### Excerpt
Small cars made in China and bearing the Dodge or Chrysler name will begin arriving in Latin America and Eastern Europe in 2008 and in North America and Western Europe in 2010, in a major shakeup for for the automotive industry.
The newly independent Chrysler Group signed a deal on Independence Day with Chery Automobile Co. of China to develop subcompacts and other small vehicles.
If Chrysler and its Chinese partner are able to deliver a high-quality car at low cost - less than $10,000 - the auto industry will be shaken to its foundations, analysts said yesterday.
"It challenges global trade patterns" and has the potential to create massive job dislocation in high-cost countries with long-established vehicle manufacturers, one automotive observer said yesterday. "You're talking about an industry that is a core industry in a whole bunch of countries," the analyst said.
Union leaders have already watched the Detroit Three abandon the subcompact market only to see Chrysler and General Motors re-enter it with vehicles built outside North America at a time when they are slashing tens of thousands of jobs here.
Although Chrysler and Chery have been in talks on a deal for months, the signing ceremony in Beijing yesterday came on the eve of the opening of contract talks that Chrysler and its Detroit rivals Ford and GM will hold this summer with the United Auto Workers.
The companies have warned privately that unless they can dramatically reduce a labor cost disadvantage of $25 an hour versus their Asian competitors in North America during these talks, they will shift more and more investment offshore. The number of vehicles produced in North America fell by two million between 1995 and 2006.
The deal with Chery will fill a major hole in the lineup for Chrysler, which has no subcompact as the North American market shifts to smaller vehicles amid soaring gas prices. Chery, the fourth-largest car maker in China, sold 305,000 vehicles last year, of which 50,000 were exported.
Chrysler Group's move to outsource the entire assembly of some vehicles to a Chinese company puts it at the leading edge of global auto makers looking to use China as an export base.

### Recorded information
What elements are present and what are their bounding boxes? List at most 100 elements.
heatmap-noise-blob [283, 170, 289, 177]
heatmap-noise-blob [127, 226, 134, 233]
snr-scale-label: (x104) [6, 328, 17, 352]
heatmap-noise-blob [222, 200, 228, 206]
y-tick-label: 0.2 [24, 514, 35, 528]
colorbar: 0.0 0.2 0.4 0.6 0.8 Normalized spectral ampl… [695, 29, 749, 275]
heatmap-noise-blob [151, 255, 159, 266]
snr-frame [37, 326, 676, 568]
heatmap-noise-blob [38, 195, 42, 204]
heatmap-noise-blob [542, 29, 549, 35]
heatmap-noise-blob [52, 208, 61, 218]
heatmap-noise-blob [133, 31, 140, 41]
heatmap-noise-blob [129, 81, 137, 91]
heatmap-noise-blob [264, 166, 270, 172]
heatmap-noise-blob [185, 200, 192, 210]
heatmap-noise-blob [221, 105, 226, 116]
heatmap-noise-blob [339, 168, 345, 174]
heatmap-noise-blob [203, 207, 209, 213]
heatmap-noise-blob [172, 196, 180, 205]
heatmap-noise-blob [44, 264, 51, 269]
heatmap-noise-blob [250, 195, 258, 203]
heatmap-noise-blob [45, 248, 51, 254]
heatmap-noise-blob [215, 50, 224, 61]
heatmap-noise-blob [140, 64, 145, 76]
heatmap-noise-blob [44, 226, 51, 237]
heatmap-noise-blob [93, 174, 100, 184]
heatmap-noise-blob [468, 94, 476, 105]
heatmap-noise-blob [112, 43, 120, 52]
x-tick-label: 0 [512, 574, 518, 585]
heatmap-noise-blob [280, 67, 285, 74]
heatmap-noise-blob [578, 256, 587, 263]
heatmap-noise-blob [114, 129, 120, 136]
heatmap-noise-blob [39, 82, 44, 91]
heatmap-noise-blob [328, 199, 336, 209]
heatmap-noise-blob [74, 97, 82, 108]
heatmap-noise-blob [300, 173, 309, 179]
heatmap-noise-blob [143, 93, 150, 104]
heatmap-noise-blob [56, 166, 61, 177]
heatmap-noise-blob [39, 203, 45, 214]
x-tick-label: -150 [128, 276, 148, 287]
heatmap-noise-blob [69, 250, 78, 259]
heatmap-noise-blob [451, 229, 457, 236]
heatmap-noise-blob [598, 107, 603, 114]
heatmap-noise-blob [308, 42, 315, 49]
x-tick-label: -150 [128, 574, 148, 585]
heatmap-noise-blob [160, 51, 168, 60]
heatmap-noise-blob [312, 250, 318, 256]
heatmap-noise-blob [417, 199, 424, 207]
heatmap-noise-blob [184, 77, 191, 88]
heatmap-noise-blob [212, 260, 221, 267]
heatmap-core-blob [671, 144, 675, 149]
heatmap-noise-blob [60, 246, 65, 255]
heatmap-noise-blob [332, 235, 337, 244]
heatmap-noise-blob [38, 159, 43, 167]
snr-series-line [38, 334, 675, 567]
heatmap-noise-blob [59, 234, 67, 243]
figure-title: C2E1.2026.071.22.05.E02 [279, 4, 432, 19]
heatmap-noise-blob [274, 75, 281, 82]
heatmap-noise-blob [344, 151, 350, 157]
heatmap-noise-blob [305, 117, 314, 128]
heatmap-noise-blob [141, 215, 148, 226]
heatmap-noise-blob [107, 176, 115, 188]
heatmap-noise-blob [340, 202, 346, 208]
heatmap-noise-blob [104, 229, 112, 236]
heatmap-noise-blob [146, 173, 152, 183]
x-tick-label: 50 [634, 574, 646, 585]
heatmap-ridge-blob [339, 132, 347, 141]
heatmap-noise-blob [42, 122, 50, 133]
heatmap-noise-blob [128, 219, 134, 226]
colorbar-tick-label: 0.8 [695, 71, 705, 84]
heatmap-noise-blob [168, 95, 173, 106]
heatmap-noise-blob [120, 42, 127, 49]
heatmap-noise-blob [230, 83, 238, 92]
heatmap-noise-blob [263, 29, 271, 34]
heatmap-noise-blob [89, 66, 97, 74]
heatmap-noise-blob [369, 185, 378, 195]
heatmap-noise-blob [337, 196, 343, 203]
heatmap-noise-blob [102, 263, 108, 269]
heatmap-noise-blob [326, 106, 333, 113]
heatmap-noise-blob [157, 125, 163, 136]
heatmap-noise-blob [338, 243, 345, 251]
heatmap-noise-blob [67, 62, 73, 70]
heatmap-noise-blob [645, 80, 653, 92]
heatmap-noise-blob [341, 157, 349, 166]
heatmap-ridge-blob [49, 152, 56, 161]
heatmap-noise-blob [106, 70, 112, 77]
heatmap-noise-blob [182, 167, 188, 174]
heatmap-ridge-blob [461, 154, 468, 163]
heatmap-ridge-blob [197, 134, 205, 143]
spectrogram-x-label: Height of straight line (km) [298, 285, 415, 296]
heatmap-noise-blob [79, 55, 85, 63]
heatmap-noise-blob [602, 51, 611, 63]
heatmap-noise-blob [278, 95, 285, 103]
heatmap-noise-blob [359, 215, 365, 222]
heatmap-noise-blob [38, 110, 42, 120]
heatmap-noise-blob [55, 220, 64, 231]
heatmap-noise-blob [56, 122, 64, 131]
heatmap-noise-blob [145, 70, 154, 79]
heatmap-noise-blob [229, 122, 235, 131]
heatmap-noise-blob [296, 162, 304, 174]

### Work order 1
From the article on the Chrysler–Chery deal, copy the passage that begins with the words containing "Union leaders have" and ends with "1995 and 2006.".
### Work order 2
According to the article on the Chrysler–Chery deal, why does the agreement with Chery fill a major hole for Chrysler? Answer in one to three sentences.
The rows aren't needed for this work.

### Exercise output 1
Union leaders have already watched the Detroit Three abandon the subcompact market only to see Chrysler and General Motors re-enter it with vehicles built outside North America at a time when they are slashing tens of thousands of jobs here.
Although Chrysler and Chery have been in talks on a deal for months, the signing ceremony in Beijing yesterday came on the eve of the opening of contract talks that Chrysler and its Detroit rivals Ford and GM will hold this summer with the United Auto Workers.
The companies have warned privately that unless they can dramatically reduce a labor cost disadvantage of $25 an hour versus their Asian competitors in North America during these talks, they will shift more and more investment offshore. The number of vehicles produced in North America fell by two million between 1995 and 2006.

### Exercise output 2
Chrysler has no subcompact. Meanwhile, the North American market is shifting to smaller vehicles amid soaring gas prices.